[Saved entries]
++++++++++

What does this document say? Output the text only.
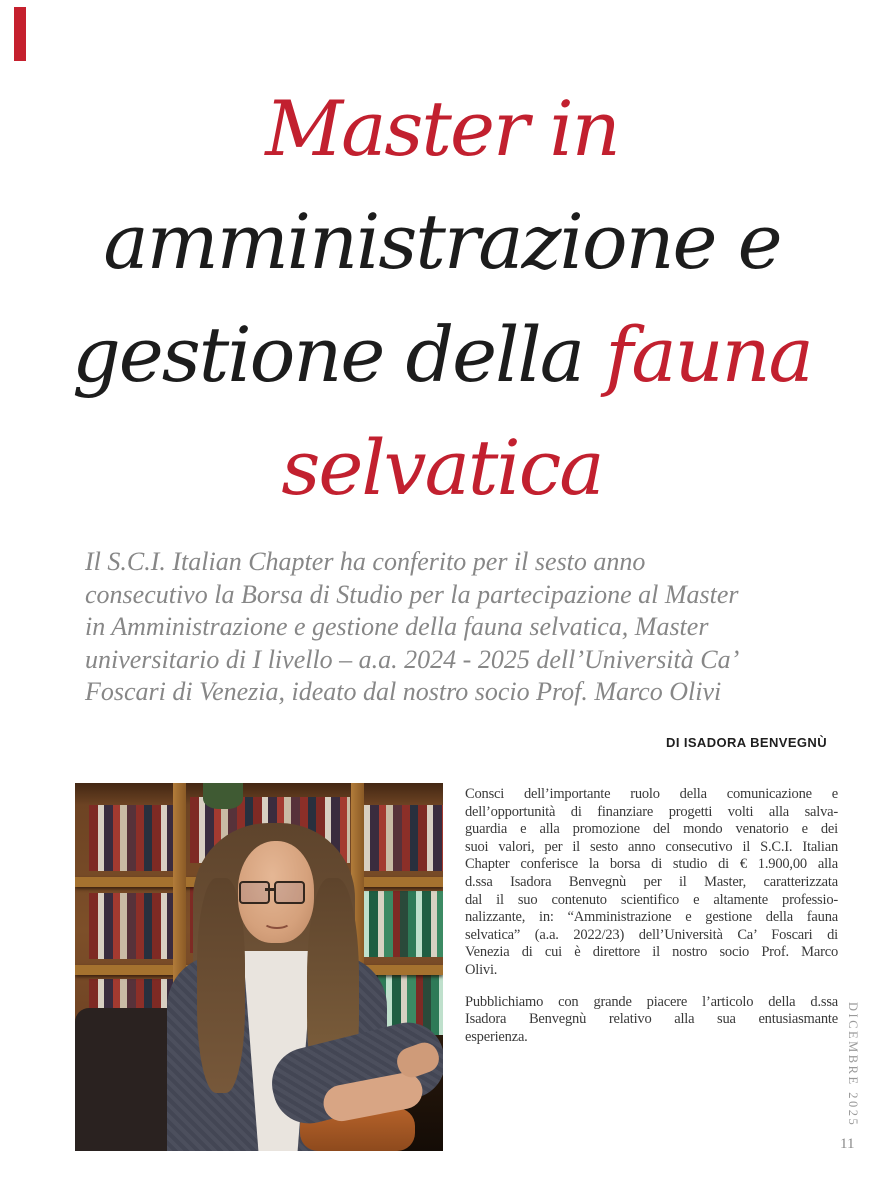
Master in
amministrazione e
gestione della fauna
selvatica
Il S.C.I. Italian Chapter ha conferito per il sesto anno
consecutivo la Borsa di Studio per la partecipazione al Master
in Amministrazione e gestione della fauna selvatica, Master
universitario di I livello – a.a. 2024 - 2025 dell’Università Ca’
Foscari di Venezia, ideato dal nostro socio Prof. Marco Olivi
DI ISADORA BENVEGNÙ
Consci dell’importante ruolo della comunicazione e
dell’opportunità di finanziare progetti volti alla salva-
guardia e alla promozione del mondo venatorio e dei
suoi valori, per il sesto anno consecutivo il S.C.I. Italian
Chapter conferisce la borsa di studio di € 1.900,00 alla
d.ssa Isadora Benvegnù per il Master, caratterizzata
dal il suo contenuto scientifico e altamente professio-
nalizzante, in: “Amministrazione e gestione della fauna
selvatica” (a.a. 2022/23) dell’Università Ca’ Foscari di
Venezia di cui è direttore il nostro socio Prof. Marco
Olivi.
Pubblichiamo con grande piacere l’articolo della d.ssa
Isadora Benvegnù relativo alla sua entusiasmante
esperienza.	DICEMBRE 2025
11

++++++++++

→ GIVEN TASK: Work out how many lines in the records above contain the word "alla", and give only that number.

→ PROBLEM SOLUTION: 4